[EXERCISE] Copy out all the entries word for word.

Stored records
* * * * * * *
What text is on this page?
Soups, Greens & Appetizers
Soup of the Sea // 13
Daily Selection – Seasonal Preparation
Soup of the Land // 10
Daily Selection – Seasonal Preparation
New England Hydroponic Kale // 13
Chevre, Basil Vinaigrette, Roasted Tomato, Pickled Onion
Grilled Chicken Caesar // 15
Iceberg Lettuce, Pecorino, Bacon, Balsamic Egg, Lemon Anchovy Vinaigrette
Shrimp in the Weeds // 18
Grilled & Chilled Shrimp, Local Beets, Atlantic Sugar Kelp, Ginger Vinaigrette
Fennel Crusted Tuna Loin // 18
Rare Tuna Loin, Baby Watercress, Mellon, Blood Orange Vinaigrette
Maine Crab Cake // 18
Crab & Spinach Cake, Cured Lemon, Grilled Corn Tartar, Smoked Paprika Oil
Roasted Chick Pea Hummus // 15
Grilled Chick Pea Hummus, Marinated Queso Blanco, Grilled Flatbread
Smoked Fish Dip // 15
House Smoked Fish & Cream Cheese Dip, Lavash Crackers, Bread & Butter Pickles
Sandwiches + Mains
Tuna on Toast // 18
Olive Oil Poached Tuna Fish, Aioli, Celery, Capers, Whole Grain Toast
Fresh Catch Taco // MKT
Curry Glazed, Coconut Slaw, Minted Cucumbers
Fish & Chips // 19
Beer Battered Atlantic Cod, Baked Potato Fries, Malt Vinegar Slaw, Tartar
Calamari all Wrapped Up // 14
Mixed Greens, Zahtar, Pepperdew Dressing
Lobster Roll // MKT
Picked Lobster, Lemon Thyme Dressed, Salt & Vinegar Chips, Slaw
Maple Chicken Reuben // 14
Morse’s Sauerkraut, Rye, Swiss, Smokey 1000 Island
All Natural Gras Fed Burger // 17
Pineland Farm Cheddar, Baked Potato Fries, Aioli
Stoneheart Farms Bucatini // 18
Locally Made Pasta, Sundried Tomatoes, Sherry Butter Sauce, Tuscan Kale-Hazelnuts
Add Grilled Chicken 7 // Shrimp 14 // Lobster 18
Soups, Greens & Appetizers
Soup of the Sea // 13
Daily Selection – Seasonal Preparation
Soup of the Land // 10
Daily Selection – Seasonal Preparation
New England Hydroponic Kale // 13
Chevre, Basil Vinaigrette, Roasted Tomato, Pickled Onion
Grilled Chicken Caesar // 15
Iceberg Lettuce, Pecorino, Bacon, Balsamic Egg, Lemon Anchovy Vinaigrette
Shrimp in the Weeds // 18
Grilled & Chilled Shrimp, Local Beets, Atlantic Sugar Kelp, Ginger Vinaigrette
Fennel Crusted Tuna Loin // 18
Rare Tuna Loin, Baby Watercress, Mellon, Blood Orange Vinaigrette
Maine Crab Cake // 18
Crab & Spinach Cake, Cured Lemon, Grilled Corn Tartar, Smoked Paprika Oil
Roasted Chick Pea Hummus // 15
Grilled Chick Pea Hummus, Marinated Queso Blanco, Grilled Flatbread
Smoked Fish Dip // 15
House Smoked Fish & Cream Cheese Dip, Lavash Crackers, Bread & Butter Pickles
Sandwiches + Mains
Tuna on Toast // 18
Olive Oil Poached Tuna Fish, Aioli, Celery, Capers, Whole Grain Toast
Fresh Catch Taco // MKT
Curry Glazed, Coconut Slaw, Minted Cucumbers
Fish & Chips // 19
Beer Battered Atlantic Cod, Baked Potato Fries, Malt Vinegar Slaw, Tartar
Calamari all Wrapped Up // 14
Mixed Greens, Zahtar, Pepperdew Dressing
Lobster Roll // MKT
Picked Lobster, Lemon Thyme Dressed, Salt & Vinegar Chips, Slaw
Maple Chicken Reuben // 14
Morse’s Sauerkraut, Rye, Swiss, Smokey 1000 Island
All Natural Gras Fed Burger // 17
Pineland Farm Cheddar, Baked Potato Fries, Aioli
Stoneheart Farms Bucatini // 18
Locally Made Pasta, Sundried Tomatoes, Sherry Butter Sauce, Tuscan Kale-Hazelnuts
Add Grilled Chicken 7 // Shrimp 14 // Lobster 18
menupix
* * * * * * *
[SOLUTION TO THE PROBLEM]
What text is on this page?
Soups, Greens & Appetizers
Soup of the Sea // 13
Daily Selection – Seasonal Preparation
Soup of the Land // 10
Daily Selection – Seasonal Preparation
New England Hydroponic Kale // 13
Chevre, Basil Vinaigrette, Roasted Tomato, Pickled Onion
Grilled Chicken Caesar // 15
Iceberg Lettuce, Pecorino, Bacon, Balsamic Egg, Lemon Anchovy Vinaigrette
Shrimp in the Weeds // 18
Grilled & Chilled Shrimp, Local Beets, Atlantic Sugar Kelp, Ginger Vinaigrette
Fennel Crusted Tuna Loin // 18
Rare Tuna Loin, Baby Watercress, Mellon, Blood Orange Vinaigrette
Maine Crab Cake // 18
Crab & Spinach Cake, Cured Lemon, Grilled Corn Tartar, Smoked Paprika Oil
Roasted Chick Pea Hummus // 15
Grilled Chick Pea Hummus, Marinated Queso Blanco, Grilled Flatbread
Smoked Fish Dip // 15
House Smoked Fish & Cream Cheese Dip, Lavash Crackers, Bread & Butter Pickles
Sandwiches + Mains
Tuna on Toast // 18
Olive Oil Poached Tuna Fish, Aioli, Celery, Capers, Whole Grain Toast
Fresh Catch Taco // MKT
Curry Glazed, Coconut Slaw, Minted Cucumbers
Fish & Chips // 19
Beer Battered Atlantic Cod, Baked Potato Fries, Malt Vinegar Slaw, Tartar
Calamari all Wrapped Up // 14
Mixed Greens, Zahtar, Pepperdew Dressing
Lobster Roll // MKT
Picked Lobster, Lemon Thyme Dressed, Salt & Vinegar Chips, Slaw
Maple Chicken Reuben // 14
Morse’s Sauerkraut, Rye, Swiss, Smokey 1000 Island
All Natural Gras Fed Burger // 17
Pineland Farm Cheddar, Baked Potato Fries, Aioli
Stoneheart Farms Bucatini // 18
Locally Made Pasta, Sundried Tomatoes, Sherry Butter Sauce, Tuscan Kale-Hazelnuts
Add Grilled Chicken 7 // Shrimp 14 // Lobster 18
Soups, Greens & Appetizers
Soup of the Sea // 13
Daily Selection – Seasonal Preparation
Soup of the Land // 10
Daily Selection – Seasonal Preparation
New England Hydroponic Kale // 13
Chevre, Basil Vinaigrette, Roasted Tomato, Pickled Onion
Grilled Chicken Caesar // 15
Iceberg Lettuce, Pecorino, Bacon, Balsamic Egg, Lemon Anchovy Vinaigrette
Shrimp in the Weeds // 18
Grilled & Chilled Shrimp, Local Beets, Atlantic Sugar Kelp, Ginger Vinaigrette
Fennel Crusted Tuna Loin // 18
Rare Tuna Loin, Baby Watercress, Mellon, Blood Orange Vinaigrette
Maine Crab Cake // 18
Crab & Spinach Cake, Cured Lemon, Grilled Corn Tartar, Smoked Paprika Oil
Roasted Chick Pea Hummus // 15
Grilled Chick Pea Hummus, Marinated Queso Blanco, Grilled Flatbread
Smoked Fish Dip // 15
House Smoked Fish & Cream Cheese Dip, Lavash Crackers, Bread & Butter Pickles
Sandwiches + Mains
Tuna on Toast // 18
Olive Oil Poached Tuna Fish, Aioli, Celery, Capers, Whole Grain Toast
Fresh Catch Taco // MKT
Curry Glazed, Coconut Slaw, Minted Cucumbers
Fish & Chips // 19
Beer Battered Atlantic Cod, Baked Potato Fries, Malt Vinegar Slaw, Tartar
Calamari all Wrapped Up // 14
Mixed Greens, Zahtar, Pepperdew Dressing
Lobster Roll // MKT
Picked Lobster, Lemon Thyme Dressed, Salt & Vinegar Chips, Slaw
Maple Chicken Reuben // 14
Morse’s Sauerkraut, Rye, Swiss, Smokey 1000 Island
All Natural Gras Fed Burger // 17
Pineland Farm Cheddar, Baked Potato Fries, Aioli
Stoneheart Farms Bucatini // 18
Locally Made Pasta, Sundried Tomatoes, Sherry Butter Sauce, Tuscan Kale-Hazelnuts
Add Grilled Chicken 7 // Shrimp 14 // Lobster 18
menupix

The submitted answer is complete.